## MATERIAL FOR THIS EXERCISE:
-*-*-

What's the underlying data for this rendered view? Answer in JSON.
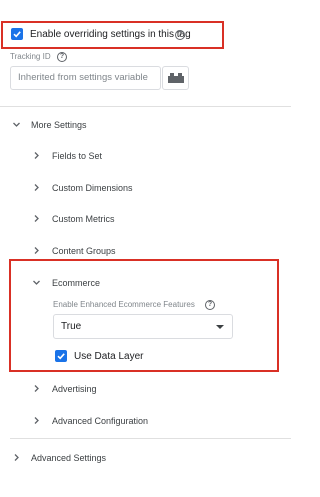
{
  "override": {
    "checkbox_label": "Enable overriding settings in this tag",
    "checked": true
  },
  "tracking": {
    "label": "Tracking ID",
    "placeholder": "Inherited from settings variable"
  },
  "more_settings": {
    "label": "More Settings",
    "items": [
      {
        "label": "Fields to Set"
      },
      {
        "label": "Custom Dimensions"
      },
      {
        "label": "Custom Metrics"
      },
      {
        "label": "Content Groups"
      }
    ]
  },
  "ecommerce": {
    "label": "Ecommerce",
    "features_label": "Enable Enhanced Ecommerce Features",
    "features_value": "True",
    "use_data_layer_label": "Use Data Layer",
    "use_data_layer_checked": true
  },
  "tail_items": [
    {
      "label": "Advertising"
    },
    {
      "label": "Advanced Configuration"
    }
  ],
  "advanced_settings": {
    "label": "Advanced Settings"
  },
  "icons": {
    "checkbox": "check-icon",
    "help": "question-circle-icon",
    "variable_picker": "variable-brick-icon",
    "expand": "chevron-right-icon",
    "collapse": "chevron-down-icon",
    "dropdown": "caret-down-icon"
  },
  "colors": {
    "accent": "#1a73e8",
    "highlight": "#d93025"
  }
}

-*-*-

The pictures should not appear in the copy; every other part of the records above must be returned exactly.

## SOLUTION TO THE EXERCISE:
What's the underlying data for this rendered view? Answer in JSON.
{
  "override": {
    "checkbox_label": "Enable overriding settings in this tag",
    "checked": true
  },
  "tracking": {
    "label": "Tracking ID",
    "placeholder": "Inherited from settings variable"
  },
  "more_settings": {
    "label": "More Settings",
    "items": [
      {
        "label": "Fields to Set"
      },
      {
        "label": "Custom Dimensions"
      },
      {
        "label": "Custom Metrics"
      },
      {
        "label": "Content Groups"
      }
    ]
  },
  "ecommerce": {
    "label": "Ecommerce",
    "features_label": "Enable Enhanced Ecommerce Features",
    "features_value": "True",
    "use_data_layer_label": "Use Data Layer",
    "use_data_layer_checked": true
  },
  "tail_items": [
    {
      "label": "Advertising"
    },
    {
      "label": "Advanced Configuration"
    }
  ],
  "advanced_settings": {
    "label": "Advanced Settings"
  },
  "icons": {
    "checkbox": "check-icon",
    "help": "question-circle-icon",
    "variable_picker": "variable-brick-icon",
    "expand": "chevron-right-icon",
    "collapse": "chevron-down-icon",
    "dropdown": "caret-down-icon"
  },
  "colors": {
    "accent": "#1a73e8",
    "highlight": "#d93025"
  }
}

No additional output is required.